Data records

──────────────────────────────

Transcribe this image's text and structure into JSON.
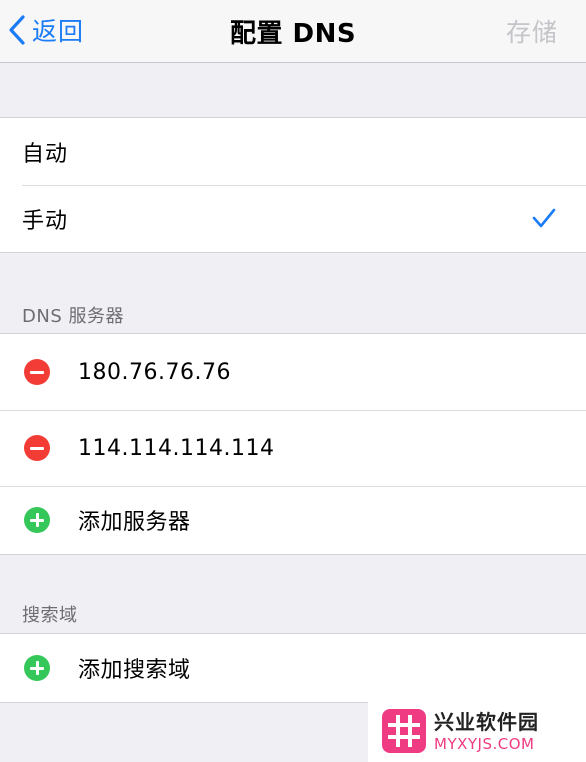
{
  "navbar": {
    "back_label": "返回",
    "title": "配置 DNS",
    "save_label": "存储",
    "accent_color": "#1b7cf5",
    "disabled_color": "#c4c4c9"
  },
  "mode_group": {
    "items": [
      {
        "label": "自动",
        "selected": false
      },
      {
        "label": "手动",
        "selected": true
      }
    ]
  },
  "dns_section": {
    "header": "DNS 服务器",
    "servers": [
      "180.76.76.76",
      "114.114.114.114"
    ],
    "add_label": "添加服务器"
  },
  "search_section": {
    "header": "搜索域",
    "add_label": "添加搜索域"
  },
  "icons": {
    "back": "chevron-left-icon",
    "check": "checkmark-icon",
    "remove": "minus-circle-icon",
    "add": "plus-circle-icon"
  },
  "colors": {
    "remove": "#f23c35",
    "add": "#35c759",
    "watermark_brand": "#ee3b82"
  },
  "watermark": {
    "name": "兴业软件园",
    "domain": "MYXYJS.COM"
  }
}
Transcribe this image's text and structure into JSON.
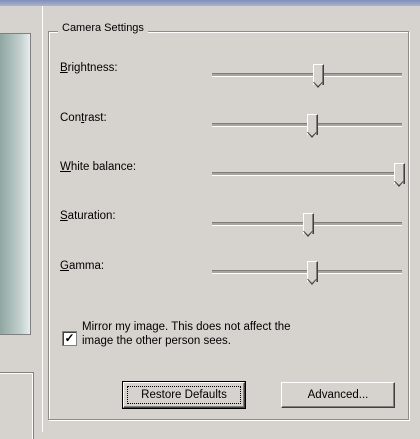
{
  "group": {
    "title": "Camera Settings"
  },
  "sliders": [
    {
      "label": "Brightness:",
      "value": 0.55
    },
    {
      "label": "Contrast:",
      "value": 0.52
    },
    {
      "label": "White balance:",
      "value": 0.98
    },
    {
      "label": "Saturation:",
      "value": 0.5
    },
    {
      "label": "Gamma:",
      "value": 0.52
    }
  ],
  "mirror": {
    "checked": true,
    "check_glyph": "✓",
    "text_line1": "Mirror my image.  This does not affect the",
    "text_line2": "image the other person sees."
  },
  "buttons": {
    "restore_label": "Restore Defaults",
    "advanced_label": "Advanced..."
  }
}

──────────────────────────────

#### Exercise
Leaving the pictures aside, transcribe the entire listing exactly.

#### Exercise response
Transcribe this image's text and structure into JSON.
{
  "navbar": {
    "back_label": "返回",
    "title": "配置 DNS",
    "save_label": "存储",
    "accent_color": "#1b7cf5",
    "disabled_color": "#c4c4c9"
  },
  "mode_group": {
    "items": [
      {
        "label": "自动",
        "selected": false
      },
      {
        "label": "手动",
        "selected": true
      }
    ]
  },
  "dns_section": {
    "header": "DNS 服务器",
    "servers": [
      "180.76.76.76",
      "114.114.114.114"
    ],
    "add_label": "添加服务器"
  },
  "search_section": {
    "header": "搜索域",
    "add_label": "添加搜索域"
  },
  "icons": {
    "back": "chevron-left-icon",
    "check": "checkmark-icon",
    "remove": "minus-circle-icon",
    "add": "plus-circle-icon"
  },
  "colors": {
    "remove": "#f23c35",
    "add": "#35c759",
    "watermark_brand": "#ee3b82"
  },
  "watermark": {
    "name": "兴业软件园",
    "domain": "MYXYJS.COM"
  }
}
Transcribe this image's text and structure into JSON.
{
  "group": {
    "title": "Camera Settings"
  },
  "sliders": [
    {
      "label": "Brightness:",
      "value": 0.55
    },
    {
      "label": "Contrast:",
      "value": 0.52
    },
    {
      "label": "White balance:",
      "value": 0.98
    },
    {
      "label": "Saturation:",
      "value": 0.5
    },
    {
      "label": "Gamma:",
      "value": 0.52
    }
  ],
  "mirror": {
    "checked": true,
    "check_glyph": "✓",
    "text_line1": "Mirror my image.  This does not affect the",
    "text_line2": "image the other person sees."
  },
  "buttons": {
    "restore_label": "Restore Defaults",
    "advanced_label": "Advanced..."
  }
}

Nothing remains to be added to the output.